→ TASK PROMPT
Which lines have the string "abertura"? Copy all of them from the entries below.

[Dataset items]
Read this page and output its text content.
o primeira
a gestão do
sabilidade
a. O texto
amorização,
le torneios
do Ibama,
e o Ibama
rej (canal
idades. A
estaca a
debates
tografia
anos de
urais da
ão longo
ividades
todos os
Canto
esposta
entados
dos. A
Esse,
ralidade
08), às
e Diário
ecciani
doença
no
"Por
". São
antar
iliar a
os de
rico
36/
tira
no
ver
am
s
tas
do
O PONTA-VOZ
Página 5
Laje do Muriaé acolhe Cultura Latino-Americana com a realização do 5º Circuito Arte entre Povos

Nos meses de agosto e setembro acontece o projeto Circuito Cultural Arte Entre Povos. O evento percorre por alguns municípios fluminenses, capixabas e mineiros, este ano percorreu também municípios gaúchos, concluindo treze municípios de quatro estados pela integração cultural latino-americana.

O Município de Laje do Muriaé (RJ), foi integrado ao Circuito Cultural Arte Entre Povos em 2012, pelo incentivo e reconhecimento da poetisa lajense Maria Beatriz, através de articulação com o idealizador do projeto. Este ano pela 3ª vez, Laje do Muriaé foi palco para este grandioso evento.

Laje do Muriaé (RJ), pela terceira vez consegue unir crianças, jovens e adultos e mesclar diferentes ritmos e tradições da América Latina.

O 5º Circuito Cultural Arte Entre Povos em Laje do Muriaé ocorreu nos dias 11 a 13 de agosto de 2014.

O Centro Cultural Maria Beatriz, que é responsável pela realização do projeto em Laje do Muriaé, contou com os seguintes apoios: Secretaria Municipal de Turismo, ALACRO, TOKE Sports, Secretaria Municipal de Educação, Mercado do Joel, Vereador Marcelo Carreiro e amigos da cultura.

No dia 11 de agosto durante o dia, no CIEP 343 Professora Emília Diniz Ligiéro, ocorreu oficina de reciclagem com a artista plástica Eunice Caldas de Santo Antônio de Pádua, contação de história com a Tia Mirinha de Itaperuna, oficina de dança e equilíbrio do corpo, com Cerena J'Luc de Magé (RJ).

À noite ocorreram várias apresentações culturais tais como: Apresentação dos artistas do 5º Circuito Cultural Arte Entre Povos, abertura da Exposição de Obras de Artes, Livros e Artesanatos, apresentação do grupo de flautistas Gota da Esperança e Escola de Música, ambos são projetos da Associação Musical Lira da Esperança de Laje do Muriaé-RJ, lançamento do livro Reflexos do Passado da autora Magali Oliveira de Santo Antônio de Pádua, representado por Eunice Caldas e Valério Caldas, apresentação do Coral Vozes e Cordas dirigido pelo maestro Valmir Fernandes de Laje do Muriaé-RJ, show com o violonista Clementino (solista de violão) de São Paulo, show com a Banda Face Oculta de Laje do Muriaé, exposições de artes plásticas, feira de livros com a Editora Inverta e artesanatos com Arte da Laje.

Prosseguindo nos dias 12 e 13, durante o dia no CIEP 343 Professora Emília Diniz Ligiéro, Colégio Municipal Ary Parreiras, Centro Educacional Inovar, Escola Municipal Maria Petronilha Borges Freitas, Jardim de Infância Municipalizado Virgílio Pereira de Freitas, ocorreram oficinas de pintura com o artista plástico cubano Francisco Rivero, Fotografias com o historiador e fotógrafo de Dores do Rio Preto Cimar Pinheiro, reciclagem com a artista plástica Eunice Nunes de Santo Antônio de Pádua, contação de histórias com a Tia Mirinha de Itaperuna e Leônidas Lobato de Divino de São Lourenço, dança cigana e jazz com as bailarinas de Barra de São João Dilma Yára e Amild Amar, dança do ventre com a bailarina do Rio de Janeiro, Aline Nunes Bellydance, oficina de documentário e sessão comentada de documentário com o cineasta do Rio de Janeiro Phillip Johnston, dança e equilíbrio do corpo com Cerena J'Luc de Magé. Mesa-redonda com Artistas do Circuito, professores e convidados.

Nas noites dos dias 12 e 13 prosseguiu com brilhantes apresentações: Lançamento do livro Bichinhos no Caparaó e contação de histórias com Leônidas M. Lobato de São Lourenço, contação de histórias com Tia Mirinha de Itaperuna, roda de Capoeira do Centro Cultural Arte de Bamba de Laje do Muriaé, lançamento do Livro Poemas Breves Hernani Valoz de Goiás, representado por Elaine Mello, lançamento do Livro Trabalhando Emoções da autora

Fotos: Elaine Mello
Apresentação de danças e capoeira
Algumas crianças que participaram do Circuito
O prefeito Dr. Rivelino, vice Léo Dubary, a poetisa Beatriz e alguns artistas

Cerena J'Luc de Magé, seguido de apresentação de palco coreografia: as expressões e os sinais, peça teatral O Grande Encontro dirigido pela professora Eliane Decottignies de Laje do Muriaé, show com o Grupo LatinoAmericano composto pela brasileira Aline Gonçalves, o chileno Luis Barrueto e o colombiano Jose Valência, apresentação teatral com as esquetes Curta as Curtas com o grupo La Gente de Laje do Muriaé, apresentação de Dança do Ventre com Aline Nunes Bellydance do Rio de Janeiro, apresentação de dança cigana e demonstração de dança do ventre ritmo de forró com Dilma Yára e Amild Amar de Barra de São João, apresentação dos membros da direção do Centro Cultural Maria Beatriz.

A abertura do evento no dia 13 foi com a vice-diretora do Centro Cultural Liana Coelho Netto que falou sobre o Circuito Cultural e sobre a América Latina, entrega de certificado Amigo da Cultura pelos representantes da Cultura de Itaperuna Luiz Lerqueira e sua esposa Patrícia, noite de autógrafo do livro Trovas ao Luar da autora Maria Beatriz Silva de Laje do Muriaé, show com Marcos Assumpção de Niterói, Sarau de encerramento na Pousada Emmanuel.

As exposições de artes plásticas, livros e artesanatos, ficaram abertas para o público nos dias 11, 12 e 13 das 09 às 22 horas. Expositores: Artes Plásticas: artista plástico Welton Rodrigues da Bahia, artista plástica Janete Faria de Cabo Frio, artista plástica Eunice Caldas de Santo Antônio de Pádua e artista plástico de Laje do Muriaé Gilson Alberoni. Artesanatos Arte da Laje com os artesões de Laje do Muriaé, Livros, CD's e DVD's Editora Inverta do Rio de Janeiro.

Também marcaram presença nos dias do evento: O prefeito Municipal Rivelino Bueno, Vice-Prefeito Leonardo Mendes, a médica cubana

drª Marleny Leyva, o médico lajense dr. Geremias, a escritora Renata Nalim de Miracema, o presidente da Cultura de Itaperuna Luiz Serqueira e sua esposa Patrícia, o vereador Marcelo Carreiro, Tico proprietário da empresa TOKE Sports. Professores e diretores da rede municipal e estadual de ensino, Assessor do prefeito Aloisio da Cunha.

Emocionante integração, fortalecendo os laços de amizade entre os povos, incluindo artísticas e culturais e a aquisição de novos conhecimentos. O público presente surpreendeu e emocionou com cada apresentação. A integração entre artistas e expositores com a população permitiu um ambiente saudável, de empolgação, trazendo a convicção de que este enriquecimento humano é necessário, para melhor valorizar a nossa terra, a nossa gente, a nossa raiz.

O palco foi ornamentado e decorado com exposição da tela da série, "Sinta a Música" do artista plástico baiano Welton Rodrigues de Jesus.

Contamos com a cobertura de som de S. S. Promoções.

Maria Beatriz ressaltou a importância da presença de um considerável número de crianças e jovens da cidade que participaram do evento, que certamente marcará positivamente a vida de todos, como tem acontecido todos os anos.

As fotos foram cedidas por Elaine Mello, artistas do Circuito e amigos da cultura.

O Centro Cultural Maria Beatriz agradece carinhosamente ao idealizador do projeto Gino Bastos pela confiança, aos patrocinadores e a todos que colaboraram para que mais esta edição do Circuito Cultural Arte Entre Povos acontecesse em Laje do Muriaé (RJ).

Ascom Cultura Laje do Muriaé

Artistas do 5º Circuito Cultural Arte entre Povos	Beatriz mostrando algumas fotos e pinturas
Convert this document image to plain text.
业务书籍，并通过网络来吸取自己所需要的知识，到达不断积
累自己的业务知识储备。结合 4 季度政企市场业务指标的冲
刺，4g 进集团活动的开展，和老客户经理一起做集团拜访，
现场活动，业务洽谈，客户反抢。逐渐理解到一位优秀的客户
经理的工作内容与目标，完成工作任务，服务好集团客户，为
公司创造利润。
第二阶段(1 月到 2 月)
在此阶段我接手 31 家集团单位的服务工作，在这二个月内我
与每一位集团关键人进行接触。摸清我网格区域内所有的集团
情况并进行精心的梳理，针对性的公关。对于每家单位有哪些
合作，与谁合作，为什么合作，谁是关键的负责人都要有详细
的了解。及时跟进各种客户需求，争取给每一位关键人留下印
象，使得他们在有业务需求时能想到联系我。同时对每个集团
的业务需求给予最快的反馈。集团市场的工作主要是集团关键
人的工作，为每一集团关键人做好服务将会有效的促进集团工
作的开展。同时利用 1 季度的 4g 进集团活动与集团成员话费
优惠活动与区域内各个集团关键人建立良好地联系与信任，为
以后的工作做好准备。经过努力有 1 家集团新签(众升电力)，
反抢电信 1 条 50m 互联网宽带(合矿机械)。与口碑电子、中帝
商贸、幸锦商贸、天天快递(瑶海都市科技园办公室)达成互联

→ TASK RESPONSE
À noite ocorreram várias apresentações culturais tais como: Apresentação dos artistas do 5º Circuito Cultural Arte Entre Povos, abertura da Exposição de Obras de Artes, Livros e Artesanatos, apresentação do grupo de flautistas Gota da Esperança e Escola de Música, ambos são projetos da Associação Musical Lira da Esperança de Laje do Muriaé-RJ, lançamento do livro Reflexos do Passado da autora Magali Oliveira de Santo Antônio de Pádua, representado por Eunice Caldas e Valério Caldas, apresentação do Coral Vozes e Cordas dirigido pelo maestro Valmir Fernandes de Laje do Muriaé-RJ, show com o violonista Clementino (solista de violão) de São Paulo, show com a Banda Face Oculta de Laje do Muriaé, exposições de artes plásticas, feira de livros com a Editora Inverta e artesanatos com Arte da Laje.
A abertura do evento no dia 13 foi com a vice-diretora do Centro Cultural Liana Coelho Netto que falou sobre o Circuito Cultural e sobre a América Latina, entrega de certificado Amigo da Cultura pelos representantes da Cultura de Itaperuna Luiz Lerqueira e sua esposa Patrícia, noite de autógrafo do livro Trovas ao Luar da autora Maria Beatriz Silva de Laje do Muriaé, show com Marcos Assumpção de Niterói, Sarau de encerramento na Pousada Emmanuel.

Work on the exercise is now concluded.